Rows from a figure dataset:
========================================

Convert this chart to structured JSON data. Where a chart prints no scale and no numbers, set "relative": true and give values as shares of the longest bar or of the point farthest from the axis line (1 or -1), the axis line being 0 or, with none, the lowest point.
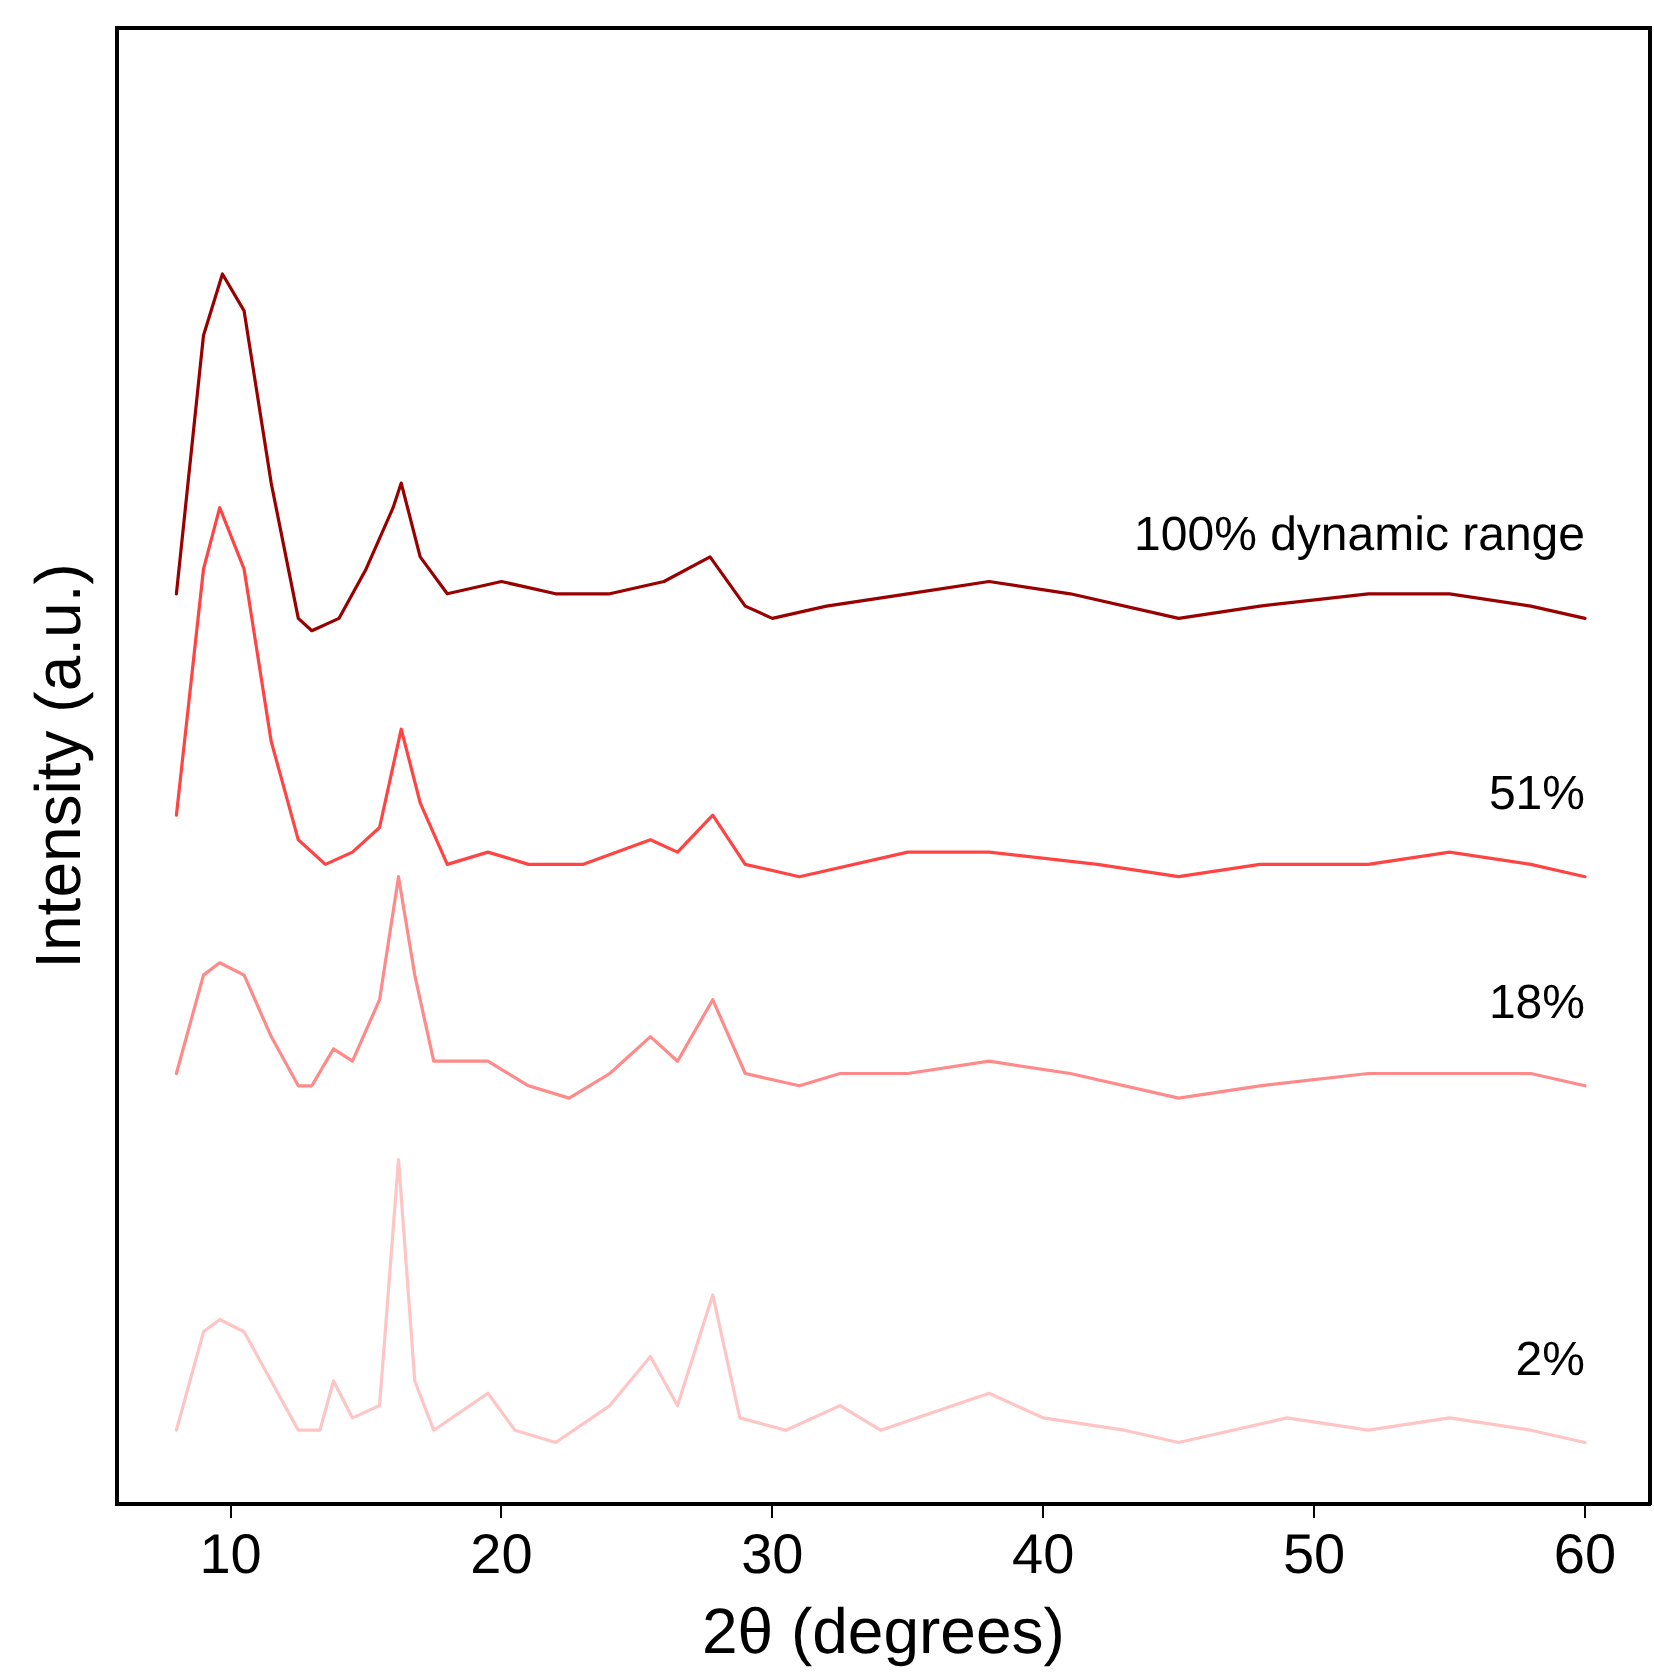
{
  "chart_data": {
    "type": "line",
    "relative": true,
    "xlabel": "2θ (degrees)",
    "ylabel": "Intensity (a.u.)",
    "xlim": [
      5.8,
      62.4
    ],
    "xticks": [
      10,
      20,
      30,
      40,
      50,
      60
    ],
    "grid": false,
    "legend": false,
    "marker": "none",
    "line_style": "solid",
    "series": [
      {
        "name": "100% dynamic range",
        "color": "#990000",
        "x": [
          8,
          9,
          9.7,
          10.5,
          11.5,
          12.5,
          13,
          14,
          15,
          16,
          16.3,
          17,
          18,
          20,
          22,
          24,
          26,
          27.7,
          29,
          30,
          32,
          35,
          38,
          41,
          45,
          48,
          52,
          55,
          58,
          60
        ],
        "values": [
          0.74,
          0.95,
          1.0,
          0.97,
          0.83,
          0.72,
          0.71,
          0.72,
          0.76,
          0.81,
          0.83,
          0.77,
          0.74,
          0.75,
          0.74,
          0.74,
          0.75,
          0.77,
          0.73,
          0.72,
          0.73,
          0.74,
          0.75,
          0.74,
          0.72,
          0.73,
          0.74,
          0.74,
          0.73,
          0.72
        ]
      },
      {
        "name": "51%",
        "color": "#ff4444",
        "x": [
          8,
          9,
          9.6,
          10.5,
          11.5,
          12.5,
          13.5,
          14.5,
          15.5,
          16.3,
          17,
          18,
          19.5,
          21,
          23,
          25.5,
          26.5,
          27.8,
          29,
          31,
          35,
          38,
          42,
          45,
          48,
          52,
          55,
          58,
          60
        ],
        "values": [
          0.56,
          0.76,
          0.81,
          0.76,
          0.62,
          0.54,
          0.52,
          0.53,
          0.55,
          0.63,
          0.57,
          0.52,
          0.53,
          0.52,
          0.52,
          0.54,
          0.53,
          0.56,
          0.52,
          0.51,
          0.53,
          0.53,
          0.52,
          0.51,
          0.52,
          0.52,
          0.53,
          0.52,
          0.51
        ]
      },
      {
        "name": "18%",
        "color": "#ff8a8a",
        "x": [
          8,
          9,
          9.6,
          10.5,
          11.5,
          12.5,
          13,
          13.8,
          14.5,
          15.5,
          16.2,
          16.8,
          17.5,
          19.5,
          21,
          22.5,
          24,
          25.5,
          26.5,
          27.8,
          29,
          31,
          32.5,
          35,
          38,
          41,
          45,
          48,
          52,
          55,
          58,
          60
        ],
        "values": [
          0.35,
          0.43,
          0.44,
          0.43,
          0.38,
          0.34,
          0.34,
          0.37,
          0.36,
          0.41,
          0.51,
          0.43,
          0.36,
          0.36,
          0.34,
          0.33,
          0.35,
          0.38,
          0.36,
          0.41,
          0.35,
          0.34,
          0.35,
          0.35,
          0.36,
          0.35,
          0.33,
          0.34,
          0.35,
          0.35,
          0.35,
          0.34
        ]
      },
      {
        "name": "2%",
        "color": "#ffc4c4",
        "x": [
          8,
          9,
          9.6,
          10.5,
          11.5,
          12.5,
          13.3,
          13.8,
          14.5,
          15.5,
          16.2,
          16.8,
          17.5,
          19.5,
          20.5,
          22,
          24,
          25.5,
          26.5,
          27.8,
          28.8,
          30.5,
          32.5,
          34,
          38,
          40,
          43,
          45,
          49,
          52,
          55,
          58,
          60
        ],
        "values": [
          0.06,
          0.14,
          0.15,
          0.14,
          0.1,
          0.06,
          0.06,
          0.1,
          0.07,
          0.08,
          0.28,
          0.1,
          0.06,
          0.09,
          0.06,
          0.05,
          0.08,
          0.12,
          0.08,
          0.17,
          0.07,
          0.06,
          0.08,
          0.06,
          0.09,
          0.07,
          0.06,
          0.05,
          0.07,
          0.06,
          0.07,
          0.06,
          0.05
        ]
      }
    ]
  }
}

========================================

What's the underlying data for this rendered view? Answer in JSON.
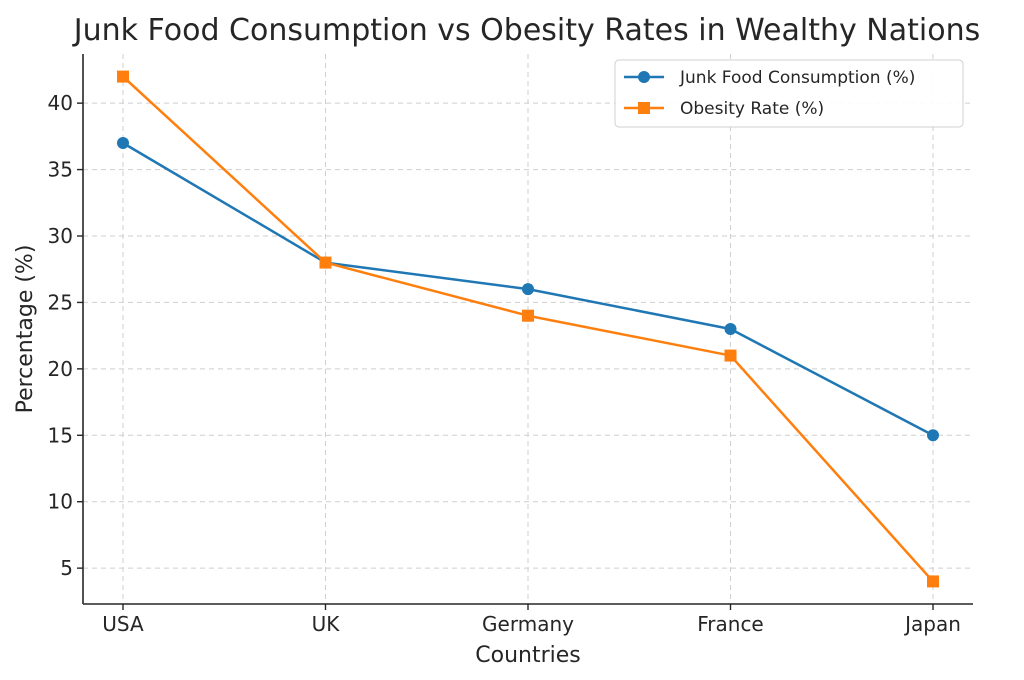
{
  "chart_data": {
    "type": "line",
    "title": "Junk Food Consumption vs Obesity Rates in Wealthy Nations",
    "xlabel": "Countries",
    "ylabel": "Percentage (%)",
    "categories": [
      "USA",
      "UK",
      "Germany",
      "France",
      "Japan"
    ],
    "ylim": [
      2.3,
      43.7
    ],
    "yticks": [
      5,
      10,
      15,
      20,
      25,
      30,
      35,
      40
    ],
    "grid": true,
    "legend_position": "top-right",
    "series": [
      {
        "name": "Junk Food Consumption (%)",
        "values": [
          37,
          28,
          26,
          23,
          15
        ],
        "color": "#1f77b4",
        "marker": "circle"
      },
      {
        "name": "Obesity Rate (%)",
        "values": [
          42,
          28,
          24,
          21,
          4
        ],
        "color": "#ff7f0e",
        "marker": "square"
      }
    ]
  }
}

========================================

Request: In the listing above, find each line with the word "none" and copy it.

Finished task:
Convert this chart to structured JSON data. Where a chart prints no scale and no numbers, set "relative": true and give values as shares of the longest bar or of the point farthest from the axis line (1 or -1), the axis line being 0 or, with none, the lowest point.
    "marker": "none",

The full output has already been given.